Records to process |
•••••

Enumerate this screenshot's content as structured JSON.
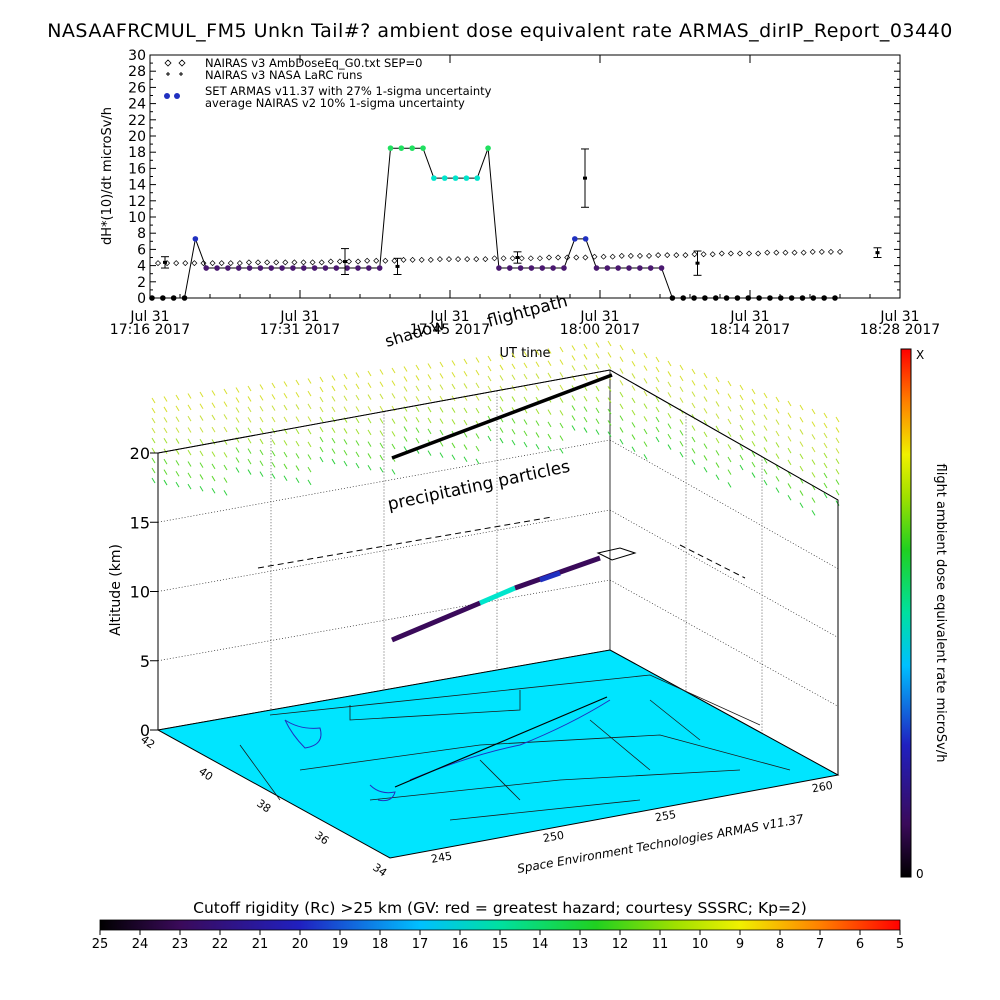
{
  "title": "NASAAFRCMUL_FM5 Unkn Tail#? ambient dose equivalent rate ARMAS_dirIP_Report_03440",
  "chart_data": [
    {
      "type": "line",
      "ylabel": "dH*(10)/dt microSv/h",
      "xlabel": "UT time",
      "ylim": [
        0,
        30
      ],
      "yticks": [
        "0",
        "2",
        "4",
        "6",
        "8",
        "10",
        "12",
        "14",
        "16",
        "18",
        "20",
        "22",
        "24",
        "26",
        "28",
        "30"
      ],
      "xticks": [
        {
          "top": "Jul 31",
          "bottom": "17:16 2017"
        },
        {
          "top": "Jul 31",
          "bottom": "17:31 2017"
        },
        {
          "top": "Jul 31",
          "bottom": "17:45 2017"
        },
        {
          "top": "Jul 31",
          "bottom": "18:00 2017"
        },
        {
          "top": "Jul 31",
          "bottom": "18:14 2017"
        },
        {
          "top": "Jul 31",
          "bottom": "18:28 2017"
        }
      ],
      "legend": [
        "NAIRAS v3 AmbDoseEq_G0.txt SEP=0",
        "NAIRAS v3 NASA LaRC runs",
        "SET ARMAS v11.37 with 27% 1-sigma uncertainty",
        "average NAIRAS v2 10% 1-sigma uncertainty"
      ],
      "legend_position": "top-left",
      "series": [
        {
          "name": "SET ARMAS v11.37 with 27% 1-sigma uncertainty",
          "values": [
            0,
            0,
            0,
            0,
            7.3,
            3.7,
            3.7,
            3.7,
            3.7,
            3.7,
            3.7,
            3.7,
            3.7,
            3.7,
            3.7,
            3.7,
            3.7,
            3.7,
            3.7,
            3.7,
            3.7,
            3.7,
            18.5,
            18.5,
            18.5,
            18.5,
            14.8,
            14.8,
            14.8,
            14.8,
            14.8,
            18.5,
            3.7,
            3.7,
            3.7,
            3.7,
            3.7,
            3.7,
            3.7,
            7.3,
            7.3,
            3.7,
            3.7,
            3.7,
            3.7,
            3.7,
            3.7,
            3.7,
            0,
            0,
            0,
            0,
            0,
            0,
            0,
            0,
            0,
            0,
            0,
            0,
            0,
            0,
            0,
            0
          ]
        },
        {
          "name": "NAIRAS v3 AmbDoseEq_G0.txt SEP=0",
          "values": [
            4.3,
            4.3,
            4.3,
            4.3,
            4.3,
            4.3,
            4.3,
            4.3,
            4.3,
            4.3,
            4.4,
            4.4,
            4.4,
            4.4,
            4.4,
            4.4,
            4.4,
            4.4,
            4.4,
            4.5,
            4.5,
            4.5,
            4.5,
            4.6,
            4.6,
            4.6,
            4.6,
            4.7,
            4.7,
            4.7,
            4.7,
            4.8,
            4.8,
            4.8,
            4.8,
            4.8,
            4.8,
            4.9,
            4.9,
            4.9,
            4.9,
            4.9,
            4.9,
            5.0,
            5.0,
            5.0,
            5.0,
            5.0,
            5.1,
            5.1,
            5.1,
            5.2,
            5.2,
            5.2,
            5.2,
            5.3,
            5.3,
            5.3,
            5.3,
            5.4,
            5.4,
            5.4,
            5.5,
            5.5,
            5.5,
            5.5,
            5.5,
            5.6,
            5.6,
            5.6,
            5.6,
            5.6,
            5.7,
            5.7,
            5.7,
            5.7
          ]
        },
        {
          "name": "average NAIRAS v2 10% 1-sigma uncertainty",
          "errorbars": [
            {
              "x": 0.02,
              "y": 4.4,
              "err": 0.7
            },
            {
              "x": 0.26,
              "y": 4.5,
              "err": 1.6
            },
            {
              "x": 0.33,
              "y": 3.9,
              "err": 1.0
            },
            {
              "x": 0.49,
              "y": 5.0,
              "err": 0.7
            },
            {
              "x": 0.58,
              "y": 14.8,
              "err": 3.6
            },
            {
              "x": 0.73,
              "y": 4.3,
              "err": 1.5
            },
            {
              "x": 0.97,
              "y": 5.6,
              "err": 0.6
            }
          ]
        }
      ]
    },
    {
      "type": "scatter",
      "zlabel": "Altitude (km)",
      "zticks": [
        "0",
        "5",
        "10",
        "15",
        "20"
      ],
      "lat_ticks": [
        "42",
        "40",
        "38",
        "36",
        "34"
      ],
      "lon_ticks": [
        "245",
        "250",
        "255",
        "260"
      ],
      "annotations": [
        "shadow",
        "flightpath",
        "precipitating particles"
      ],
      "credit": "Space Environment Technologies ARMAS v11.37",
      "colorbar": {
        "label": "flight ambient dose equivalent rate microSv/h",
        "top_label": "X",
        "bottom_label": "0"
      }
    },
    {
      "type": "heatmap",
      "title": "Cutoff rigidity (Rc) >25 km (GV: red = greatest hazard; courtesy SSSRC; Kp=2)",
      "ticks": [
        "25",
        "24",
        "23",
        "22",
        "21",
        "20",
        "19",
        "18",
        "17",
        "16",
        "15",
        "14",
        "13",
        "12",
        "11",
        "10",
        "9",
        "8",
        "7",
        "6",
        "5"
      ]
    }
  ]
}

•••••

Required work | State only how many lines in the material include "ambient".

Full solution | 2